Take every line that has the string "DOANH" and copy it out.

**Dataset records**
#####

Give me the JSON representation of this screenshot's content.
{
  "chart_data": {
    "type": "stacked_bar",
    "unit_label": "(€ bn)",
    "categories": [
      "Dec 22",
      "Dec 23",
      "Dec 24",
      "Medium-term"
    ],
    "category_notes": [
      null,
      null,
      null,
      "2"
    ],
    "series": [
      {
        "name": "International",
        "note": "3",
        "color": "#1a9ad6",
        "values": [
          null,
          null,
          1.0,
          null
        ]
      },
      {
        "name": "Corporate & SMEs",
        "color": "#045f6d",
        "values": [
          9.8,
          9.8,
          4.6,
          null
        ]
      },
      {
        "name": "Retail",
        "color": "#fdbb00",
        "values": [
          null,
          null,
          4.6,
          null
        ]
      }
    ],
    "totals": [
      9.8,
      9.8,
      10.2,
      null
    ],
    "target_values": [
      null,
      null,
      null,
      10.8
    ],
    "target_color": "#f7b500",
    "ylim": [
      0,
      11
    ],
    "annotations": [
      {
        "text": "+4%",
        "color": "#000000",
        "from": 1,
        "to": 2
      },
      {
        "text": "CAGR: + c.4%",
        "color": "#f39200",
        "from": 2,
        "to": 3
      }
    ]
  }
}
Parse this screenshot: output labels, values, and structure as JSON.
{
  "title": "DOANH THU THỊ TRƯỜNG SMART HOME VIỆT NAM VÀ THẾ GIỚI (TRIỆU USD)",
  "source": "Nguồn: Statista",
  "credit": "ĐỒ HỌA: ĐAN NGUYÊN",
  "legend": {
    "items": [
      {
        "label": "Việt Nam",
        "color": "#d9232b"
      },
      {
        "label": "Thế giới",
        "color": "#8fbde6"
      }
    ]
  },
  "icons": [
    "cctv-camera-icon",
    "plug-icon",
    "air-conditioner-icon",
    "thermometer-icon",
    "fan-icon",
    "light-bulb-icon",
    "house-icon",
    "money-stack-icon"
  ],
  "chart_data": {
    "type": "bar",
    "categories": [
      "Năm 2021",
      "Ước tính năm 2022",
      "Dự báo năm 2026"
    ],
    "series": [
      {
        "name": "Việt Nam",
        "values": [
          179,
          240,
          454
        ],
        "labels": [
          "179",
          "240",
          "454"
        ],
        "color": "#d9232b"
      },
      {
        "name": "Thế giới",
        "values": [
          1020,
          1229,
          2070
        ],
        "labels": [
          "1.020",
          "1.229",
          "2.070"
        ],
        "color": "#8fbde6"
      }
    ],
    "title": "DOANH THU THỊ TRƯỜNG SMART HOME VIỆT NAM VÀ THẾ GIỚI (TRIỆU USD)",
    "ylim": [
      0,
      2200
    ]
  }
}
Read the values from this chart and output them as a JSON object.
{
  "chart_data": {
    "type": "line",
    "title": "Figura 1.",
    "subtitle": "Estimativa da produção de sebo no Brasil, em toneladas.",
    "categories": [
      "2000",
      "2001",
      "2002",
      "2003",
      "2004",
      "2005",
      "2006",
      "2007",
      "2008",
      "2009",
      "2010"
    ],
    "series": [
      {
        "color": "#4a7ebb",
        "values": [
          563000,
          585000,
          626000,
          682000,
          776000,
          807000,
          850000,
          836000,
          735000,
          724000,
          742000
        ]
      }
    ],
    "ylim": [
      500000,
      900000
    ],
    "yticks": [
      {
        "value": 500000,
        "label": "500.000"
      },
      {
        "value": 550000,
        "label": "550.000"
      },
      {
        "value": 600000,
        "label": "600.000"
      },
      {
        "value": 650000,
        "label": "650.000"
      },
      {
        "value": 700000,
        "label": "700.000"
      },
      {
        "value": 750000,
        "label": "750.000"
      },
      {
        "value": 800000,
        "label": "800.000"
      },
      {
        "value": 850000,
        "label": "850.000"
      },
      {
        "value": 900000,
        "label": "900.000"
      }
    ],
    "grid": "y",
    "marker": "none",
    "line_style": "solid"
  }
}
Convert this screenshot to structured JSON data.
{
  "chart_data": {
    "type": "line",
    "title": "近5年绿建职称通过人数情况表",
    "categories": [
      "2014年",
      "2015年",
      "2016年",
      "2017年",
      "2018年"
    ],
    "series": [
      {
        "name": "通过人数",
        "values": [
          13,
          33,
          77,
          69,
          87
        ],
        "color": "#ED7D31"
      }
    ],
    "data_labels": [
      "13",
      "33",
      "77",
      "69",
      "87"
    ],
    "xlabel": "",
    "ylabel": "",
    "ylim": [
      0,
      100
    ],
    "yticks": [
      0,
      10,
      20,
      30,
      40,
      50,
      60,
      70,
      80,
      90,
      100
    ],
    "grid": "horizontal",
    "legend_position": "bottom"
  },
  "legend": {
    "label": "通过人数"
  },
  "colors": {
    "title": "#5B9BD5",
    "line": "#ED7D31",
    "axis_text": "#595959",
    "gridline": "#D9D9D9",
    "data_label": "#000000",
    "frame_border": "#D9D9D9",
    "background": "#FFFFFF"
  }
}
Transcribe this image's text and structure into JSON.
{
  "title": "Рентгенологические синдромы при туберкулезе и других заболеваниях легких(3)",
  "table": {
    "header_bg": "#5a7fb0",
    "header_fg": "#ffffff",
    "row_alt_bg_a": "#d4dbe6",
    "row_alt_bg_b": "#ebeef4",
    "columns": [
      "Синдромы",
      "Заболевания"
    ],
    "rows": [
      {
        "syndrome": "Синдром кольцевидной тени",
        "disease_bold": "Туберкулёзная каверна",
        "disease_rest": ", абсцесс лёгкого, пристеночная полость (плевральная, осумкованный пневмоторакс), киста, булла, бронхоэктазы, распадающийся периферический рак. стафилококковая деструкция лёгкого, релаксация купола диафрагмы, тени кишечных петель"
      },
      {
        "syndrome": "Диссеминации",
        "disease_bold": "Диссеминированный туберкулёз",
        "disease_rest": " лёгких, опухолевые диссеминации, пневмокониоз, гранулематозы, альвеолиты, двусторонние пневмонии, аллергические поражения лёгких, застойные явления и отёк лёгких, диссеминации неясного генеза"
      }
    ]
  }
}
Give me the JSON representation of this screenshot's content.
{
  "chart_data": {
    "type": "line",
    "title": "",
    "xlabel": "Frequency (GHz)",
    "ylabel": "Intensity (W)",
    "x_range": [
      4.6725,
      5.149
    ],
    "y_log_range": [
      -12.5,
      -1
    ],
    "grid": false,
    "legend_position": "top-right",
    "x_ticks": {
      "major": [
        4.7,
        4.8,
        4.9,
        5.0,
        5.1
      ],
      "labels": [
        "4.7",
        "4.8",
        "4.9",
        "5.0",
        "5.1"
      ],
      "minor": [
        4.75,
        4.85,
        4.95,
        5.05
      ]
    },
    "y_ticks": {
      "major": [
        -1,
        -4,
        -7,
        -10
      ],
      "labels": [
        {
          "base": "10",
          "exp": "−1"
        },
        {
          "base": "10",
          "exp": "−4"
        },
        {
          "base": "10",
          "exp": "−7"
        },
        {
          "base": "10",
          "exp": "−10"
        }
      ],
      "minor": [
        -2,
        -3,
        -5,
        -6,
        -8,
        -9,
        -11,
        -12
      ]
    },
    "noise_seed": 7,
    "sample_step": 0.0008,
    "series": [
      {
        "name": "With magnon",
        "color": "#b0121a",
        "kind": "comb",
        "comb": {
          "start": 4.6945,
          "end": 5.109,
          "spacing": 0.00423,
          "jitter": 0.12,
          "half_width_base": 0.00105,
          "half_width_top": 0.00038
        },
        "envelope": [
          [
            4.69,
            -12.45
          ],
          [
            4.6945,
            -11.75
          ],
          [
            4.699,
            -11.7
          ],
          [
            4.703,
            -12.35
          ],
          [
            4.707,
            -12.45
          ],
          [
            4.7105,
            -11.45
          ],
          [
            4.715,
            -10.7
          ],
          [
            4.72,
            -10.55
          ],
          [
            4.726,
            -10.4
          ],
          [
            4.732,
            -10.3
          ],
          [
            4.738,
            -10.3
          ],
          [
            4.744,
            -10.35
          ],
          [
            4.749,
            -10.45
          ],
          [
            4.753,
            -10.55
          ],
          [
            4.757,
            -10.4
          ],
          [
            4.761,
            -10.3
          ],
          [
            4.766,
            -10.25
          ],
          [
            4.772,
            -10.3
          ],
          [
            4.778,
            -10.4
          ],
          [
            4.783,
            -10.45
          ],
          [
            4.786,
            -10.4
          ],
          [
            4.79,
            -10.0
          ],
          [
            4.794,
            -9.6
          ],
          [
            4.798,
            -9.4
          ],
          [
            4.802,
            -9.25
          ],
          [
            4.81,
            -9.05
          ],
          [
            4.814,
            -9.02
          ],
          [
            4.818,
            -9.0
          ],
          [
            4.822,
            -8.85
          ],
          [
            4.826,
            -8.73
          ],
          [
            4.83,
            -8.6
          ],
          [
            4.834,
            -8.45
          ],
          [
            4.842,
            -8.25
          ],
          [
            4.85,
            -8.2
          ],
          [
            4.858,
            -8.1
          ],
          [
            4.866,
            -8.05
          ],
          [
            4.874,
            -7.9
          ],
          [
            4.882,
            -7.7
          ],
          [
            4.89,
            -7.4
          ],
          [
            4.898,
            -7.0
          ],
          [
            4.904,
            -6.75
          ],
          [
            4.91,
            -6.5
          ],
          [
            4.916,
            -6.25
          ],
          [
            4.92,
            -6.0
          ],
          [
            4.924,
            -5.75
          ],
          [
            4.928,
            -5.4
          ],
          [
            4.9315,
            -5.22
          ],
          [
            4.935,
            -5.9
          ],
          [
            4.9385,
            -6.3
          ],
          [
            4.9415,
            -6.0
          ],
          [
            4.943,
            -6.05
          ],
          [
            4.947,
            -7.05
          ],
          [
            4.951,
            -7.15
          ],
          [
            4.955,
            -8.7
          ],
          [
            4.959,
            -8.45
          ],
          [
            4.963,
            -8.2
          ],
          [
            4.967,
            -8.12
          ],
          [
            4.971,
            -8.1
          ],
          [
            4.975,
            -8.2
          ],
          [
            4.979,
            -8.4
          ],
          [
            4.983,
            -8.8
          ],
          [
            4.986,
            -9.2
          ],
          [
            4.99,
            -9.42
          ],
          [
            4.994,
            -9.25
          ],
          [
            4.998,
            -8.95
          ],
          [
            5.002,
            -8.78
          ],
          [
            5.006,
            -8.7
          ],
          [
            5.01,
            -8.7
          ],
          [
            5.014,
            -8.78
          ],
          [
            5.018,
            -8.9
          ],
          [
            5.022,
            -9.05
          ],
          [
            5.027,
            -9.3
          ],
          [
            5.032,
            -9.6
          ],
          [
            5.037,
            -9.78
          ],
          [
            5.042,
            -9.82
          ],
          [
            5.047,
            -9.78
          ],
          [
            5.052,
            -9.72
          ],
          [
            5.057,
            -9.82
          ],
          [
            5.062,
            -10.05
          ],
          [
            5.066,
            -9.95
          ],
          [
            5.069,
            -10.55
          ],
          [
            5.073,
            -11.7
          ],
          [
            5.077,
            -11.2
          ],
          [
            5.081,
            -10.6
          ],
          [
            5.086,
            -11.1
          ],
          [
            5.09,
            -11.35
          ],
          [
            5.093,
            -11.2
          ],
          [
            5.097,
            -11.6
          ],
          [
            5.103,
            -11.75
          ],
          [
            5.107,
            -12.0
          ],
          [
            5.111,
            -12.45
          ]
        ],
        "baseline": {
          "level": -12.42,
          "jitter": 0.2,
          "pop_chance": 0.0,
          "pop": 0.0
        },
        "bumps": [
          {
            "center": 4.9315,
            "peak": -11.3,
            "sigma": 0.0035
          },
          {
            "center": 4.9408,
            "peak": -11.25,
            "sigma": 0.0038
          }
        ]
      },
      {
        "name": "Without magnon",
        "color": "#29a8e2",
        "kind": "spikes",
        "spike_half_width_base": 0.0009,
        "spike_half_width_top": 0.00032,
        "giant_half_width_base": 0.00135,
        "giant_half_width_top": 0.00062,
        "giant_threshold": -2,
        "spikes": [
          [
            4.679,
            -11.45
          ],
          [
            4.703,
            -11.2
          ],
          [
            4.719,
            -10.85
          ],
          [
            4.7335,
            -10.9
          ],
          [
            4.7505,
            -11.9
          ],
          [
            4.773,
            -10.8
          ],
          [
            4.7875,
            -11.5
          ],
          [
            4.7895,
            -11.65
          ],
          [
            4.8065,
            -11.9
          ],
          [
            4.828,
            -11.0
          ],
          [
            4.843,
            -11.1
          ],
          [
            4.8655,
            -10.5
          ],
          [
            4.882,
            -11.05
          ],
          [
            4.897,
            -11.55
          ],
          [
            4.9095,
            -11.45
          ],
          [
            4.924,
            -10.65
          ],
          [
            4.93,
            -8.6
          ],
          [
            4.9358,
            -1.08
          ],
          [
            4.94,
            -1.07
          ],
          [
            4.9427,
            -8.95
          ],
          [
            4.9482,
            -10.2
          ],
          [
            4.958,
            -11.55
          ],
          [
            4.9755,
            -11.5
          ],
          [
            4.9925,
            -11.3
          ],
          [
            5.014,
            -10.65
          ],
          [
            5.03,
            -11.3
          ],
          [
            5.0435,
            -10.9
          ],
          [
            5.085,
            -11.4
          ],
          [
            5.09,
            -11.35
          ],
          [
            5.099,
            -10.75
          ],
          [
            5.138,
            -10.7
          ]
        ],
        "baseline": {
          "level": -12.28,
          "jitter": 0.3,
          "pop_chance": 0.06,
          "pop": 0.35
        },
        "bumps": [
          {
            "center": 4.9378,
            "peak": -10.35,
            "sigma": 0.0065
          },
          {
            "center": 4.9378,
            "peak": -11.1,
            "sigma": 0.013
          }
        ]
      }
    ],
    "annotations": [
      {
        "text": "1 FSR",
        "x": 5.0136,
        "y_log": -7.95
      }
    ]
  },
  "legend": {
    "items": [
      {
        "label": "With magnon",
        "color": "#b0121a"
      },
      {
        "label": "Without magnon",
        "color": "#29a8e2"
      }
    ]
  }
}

#####

**Exercise response**
  "title": "DOANH THU THỊ TRƯỜNG SMART HOME VIỆT NAM VÀ THẾ GIỚI (TRIỆU USD)",
    "title": "DOANH THU THỊ TRƯỜNG SMART HOME VIỆT NAM VÀ THẾ GIỚI (TRIỆU USD)",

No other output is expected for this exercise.